» AIM OF THE TASK: Return the listing word for word, as given.

======== RECORDS TO PROCESS

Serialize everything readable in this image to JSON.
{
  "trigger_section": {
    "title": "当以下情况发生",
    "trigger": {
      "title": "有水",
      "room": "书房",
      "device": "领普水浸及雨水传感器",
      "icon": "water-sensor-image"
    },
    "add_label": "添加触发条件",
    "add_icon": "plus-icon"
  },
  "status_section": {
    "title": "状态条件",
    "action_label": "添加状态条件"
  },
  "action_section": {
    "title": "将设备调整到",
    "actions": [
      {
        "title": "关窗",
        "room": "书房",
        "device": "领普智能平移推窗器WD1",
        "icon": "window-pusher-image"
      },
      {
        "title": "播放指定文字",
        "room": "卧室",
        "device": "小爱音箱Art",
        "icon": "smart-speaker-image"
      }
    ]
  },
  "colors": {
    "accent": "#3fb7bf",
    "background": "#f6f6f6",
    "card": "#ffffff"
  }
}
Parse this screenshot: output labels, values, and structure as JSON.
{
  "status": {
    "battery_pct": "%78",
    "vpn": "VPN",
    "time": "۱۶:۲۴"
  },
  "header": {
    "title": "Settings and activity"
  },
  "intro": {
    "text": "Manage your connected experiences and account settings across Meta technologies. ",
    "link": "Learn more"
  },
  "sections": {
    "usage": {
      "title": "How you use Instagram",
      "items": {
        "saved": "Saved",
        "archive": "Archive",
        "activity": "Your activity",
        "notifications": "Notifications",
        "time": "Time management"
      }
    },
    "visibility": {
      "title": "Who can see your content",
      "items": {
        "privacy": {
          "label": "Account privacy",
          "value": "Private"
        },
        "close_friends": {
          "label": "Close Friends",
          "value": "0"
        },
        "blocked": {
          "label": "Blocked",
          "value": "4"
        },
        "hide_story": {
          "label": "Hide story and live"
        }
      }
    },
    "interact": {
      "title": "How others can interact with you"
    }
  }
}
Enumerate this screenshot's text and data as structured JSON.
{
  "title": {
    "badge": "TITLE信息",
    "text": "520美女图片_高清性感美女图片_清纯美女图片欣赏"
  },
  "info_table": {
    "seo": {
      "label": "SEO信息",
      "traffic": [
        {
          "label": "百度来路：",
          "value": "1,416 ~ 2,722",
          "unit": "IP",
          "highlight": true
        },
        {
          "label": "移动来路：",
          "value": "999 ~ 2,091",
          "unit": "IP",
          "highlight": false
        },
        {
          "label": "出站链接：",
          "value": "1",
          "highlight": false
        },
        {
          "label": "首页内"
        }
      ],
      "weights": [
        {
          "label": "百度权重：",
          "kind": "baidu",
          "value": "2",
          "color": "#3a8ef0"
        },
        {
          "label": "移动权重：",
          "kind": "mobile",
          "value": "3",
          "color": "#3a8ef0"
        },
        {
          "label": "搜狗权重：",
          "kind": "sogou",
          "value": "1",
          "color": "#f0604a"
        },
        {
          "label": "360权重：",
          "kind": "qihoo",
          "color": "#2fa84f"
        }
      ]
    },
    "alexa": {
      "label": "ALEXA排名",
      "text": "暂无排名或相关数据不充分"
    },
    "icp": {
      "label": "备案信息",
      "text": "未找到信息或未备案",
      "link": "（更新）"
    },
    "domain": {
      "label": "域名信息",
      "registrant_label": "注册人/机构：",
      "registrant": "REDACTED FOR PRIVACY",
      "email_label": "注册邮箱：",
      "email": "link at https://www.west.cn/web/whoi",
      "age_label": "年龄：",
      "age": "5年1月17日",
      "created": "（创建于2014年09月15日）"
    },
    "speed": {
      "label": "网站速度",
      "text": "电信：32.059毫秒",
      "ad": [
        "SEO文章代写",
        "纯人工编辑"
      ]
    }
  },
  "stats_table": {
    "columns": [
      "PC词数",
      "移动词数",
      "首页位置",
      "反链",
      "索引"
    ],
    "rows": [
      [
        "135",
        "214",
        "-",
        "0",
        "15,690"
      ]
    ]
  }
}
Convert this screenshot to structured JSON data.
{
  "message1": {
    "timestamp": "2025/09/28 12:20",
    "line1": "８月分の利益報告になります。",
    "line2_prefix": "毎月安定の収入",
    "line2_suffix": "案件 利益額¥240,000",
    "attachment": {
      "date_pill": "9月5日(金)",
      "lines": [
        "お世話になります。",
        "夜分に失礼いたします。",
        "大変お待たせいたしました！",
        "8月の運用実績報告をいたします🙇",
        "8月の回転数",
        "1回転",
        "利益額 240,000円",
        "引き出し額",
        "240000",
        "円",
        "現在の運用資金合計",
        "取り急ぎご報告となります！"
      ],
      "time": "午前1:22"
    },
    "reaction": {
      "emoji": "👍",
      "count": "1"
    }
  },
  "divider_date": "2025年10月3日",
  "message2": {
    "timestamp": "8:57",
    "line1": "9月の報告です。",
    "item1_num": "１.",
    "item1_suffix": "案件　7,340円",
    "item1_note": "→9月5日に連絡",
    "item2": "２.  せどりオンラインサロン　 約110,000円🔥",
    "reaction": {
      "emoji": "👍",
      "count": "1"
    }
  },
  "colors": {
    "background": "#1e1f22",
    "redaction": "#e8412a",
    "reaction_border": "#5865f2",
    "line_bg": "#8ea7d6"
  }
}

================

» FINISHED EXERCISE:
Serialize everything readable in this image to JSON.
{
  "trigger_section": {
    "title": "当以下情况发生",
    "trigger": {
      "title": "有水",
      "room": "书房",
      "device": "领普水浸及雨水传感器",
      "icon": "water-sensor-image"
    },
    "add_label": "添加触发条件",
    "add_icon": "plus-icon"
  },
  "status_section": {
    "title": "状态条件",
    "action_label": "添加状态条件"
  },
  "action_section": {
    "title": "将设备调整到",
    "actions": [
      {
        "title": "关窗",
        "room": "书房",
        "device": "领普智能平移推窗器WD1",
        "icon": "window-pusher-image"
      },
      {
        "title": "播放指定文字",
        "room": "卧室",
        "device": "小爱音箱Art",
        "icon": "smart-speaker-image"
      }
    ]
  },
  "colors": {
    "accent": "#3fb7bf",
    "background": "#f6f6f6",
    "card": "#ffffff"
  }
}
Parse this screenshot: output labels, values, and structure as JSON.
{
  "status": {
    "battery_pct": "%78",
    "vpn": "VPN",
    "time": "۱۶:۲۴"
  },
  "header": {
    "title": "Settings and activity"
  },
  "intro": {
    "text": "Manage your connected experiences and account settings across Meta technologies. ",
    "link": "Learn more"
  },
  "sections": {
    "usage": {
      "title": "How you use Instagram",
      "items": {
        "saved": "Saved",
        "archive": "Archive",
        "activity": "Your activity",
        "notifications": "Notifications",
        "time": "Time management"
      }
    },
    "visibility": {
      "title": "Who can see your content",
      "items": {
        "privacy": {
          "label": "Account privacy",
          "value": "Private"
        },
        "close_friends": {
          "label": "Close Friends",
          "value": "0"
        },
        "blocked": {
          "label": "Blocked",
          "value": "4"
        },
        "hide_story": {
          "label": "Hide story and live"
        }
      }
    },
    "interact": {
      "title": "How others can interact with you"
    }
  }
}
Enumerate this screenshot's text and data as structured JSON.
{
  "title": {
    "badge": "TITLE信息",
    "text": "520美女图片_高清性感美女图片_清纯美女图片欣赏"
  },
  "info_table": {
    "seo": {
      "label": "SEO信息",
      "traffic": [
        {
          "label": "百度来路：",
          "value": "1,416 ~ 2,722",
          "unit": "IP",
          "highlight": true
        },
        {
          "label": "移动来路：",
          "value": "999 ~ 2,091",
          "unit": "IP",
          "highlight": false
        },
        {
          "label": "出站链接：",
          "value": "1",
          "highlight": false
        },
        {
          "label": "首页内"
        }
      ],
      "weights": [
        {
          "label": "百度权重：",
          "kind": "baidu",
          "value": "2",
          "color": "#3a8ef0"
        },
        {
          "label": "移动权重：",
          "kind": "mobile",
          "value": "3",
          "color": "#3a8ef0"
        },
        {
          "label": "搜狗权重：",
          "kind": "sogou",
          "value": "1",
          "color": "#f0604a"
        },
        {
          "label": "360权重：",
          "kind": "qihoo",
          "color": "#2fa84f"
        }
      ]
    },
    "alexa": {
      "label": "ALEXA排名",
      "text": "暂无排名或相关数据不充分"
    },
    "icp": {
      "label": "备案信息",
      "text": "未找到信息或未备案",
      "link": "（更新）"
    },
    "domain": {
      "label": "域名信息",
      "registrant_label": "注册人/机构：",
      "registrant": "REDACTED FOR PRIVACY",
      "email_label": "注册邮箱：",
      "email": "link at https://www.west.cn/web/whoi",
      "age_label": "年龄：",
      "age": "5年1月17日",
      "created": "（创建于2014年09月15日）"
    },
    "speed": {
      "label": "网站速度",
      "text": "电信：32.059毫秒",
      "ad": [
        "SEO文章代写",
        "纯人工编辑"
      ]
    }
  },
  "stats_table": {
    "columns": [
      "PC词数",
      "移动词数",
      "首页位置",
      "反链",
      "索引"
    ],
    "rows": [
      [
        "135",
        "214",
        "-",
        "0",
        "15,690"
      ]
    ]
  }
}
Convert this screenshot to structured JSON data.
{
  "message1": {
    "timestamp": "2025/09/28 12:20",
    "line1": "８月分の利益報告になります。",
    "line2_prefix": "毎月安定の収入",
    "line2_suffix": "案件 利益額¥240,000",
    "attachment": {
      "date_pill": "9月5日(金)",
      "lines": [
        "お世話になります。",
        "夜分に失礼いたします。",
        "大変お待たせいたしました！",
        "8月の運用実績報告をいたします🙇",
        "8月の回転数",
        "1回転",
        "利益額 240,000円",
        "引き出し額",
        "240000",
        "円",
        "現在の運用資金合計",
        "取り急ぎご報告となります！"
      ],
      "time": "午前1:22"
    },
    "reaction": {
      "emoji": "👍",
      "count": "1"
    }
  },
  "divider_date": "2025年10月3日",
  "message2": {
    "timestamp": "8:57",
    "line1": "9月の報告です。",
    "item1_num": "１.",
    "item1_suffix": "案件　7,340円",
    "item1_note": "→9月5日に連絡",
    "item2": "２.  せどりオンラインサロン　 約110,000円🔥",
    "reaction": {
      "emoji": "👍",
      "count": "1"
    }
  },
  "colors": {
    "background": "#1e1f22",
    "redaction": "#e8412a",
    "reaction_border": "#5865f2",
    "line_bg": "#8ea7d6"
  }
}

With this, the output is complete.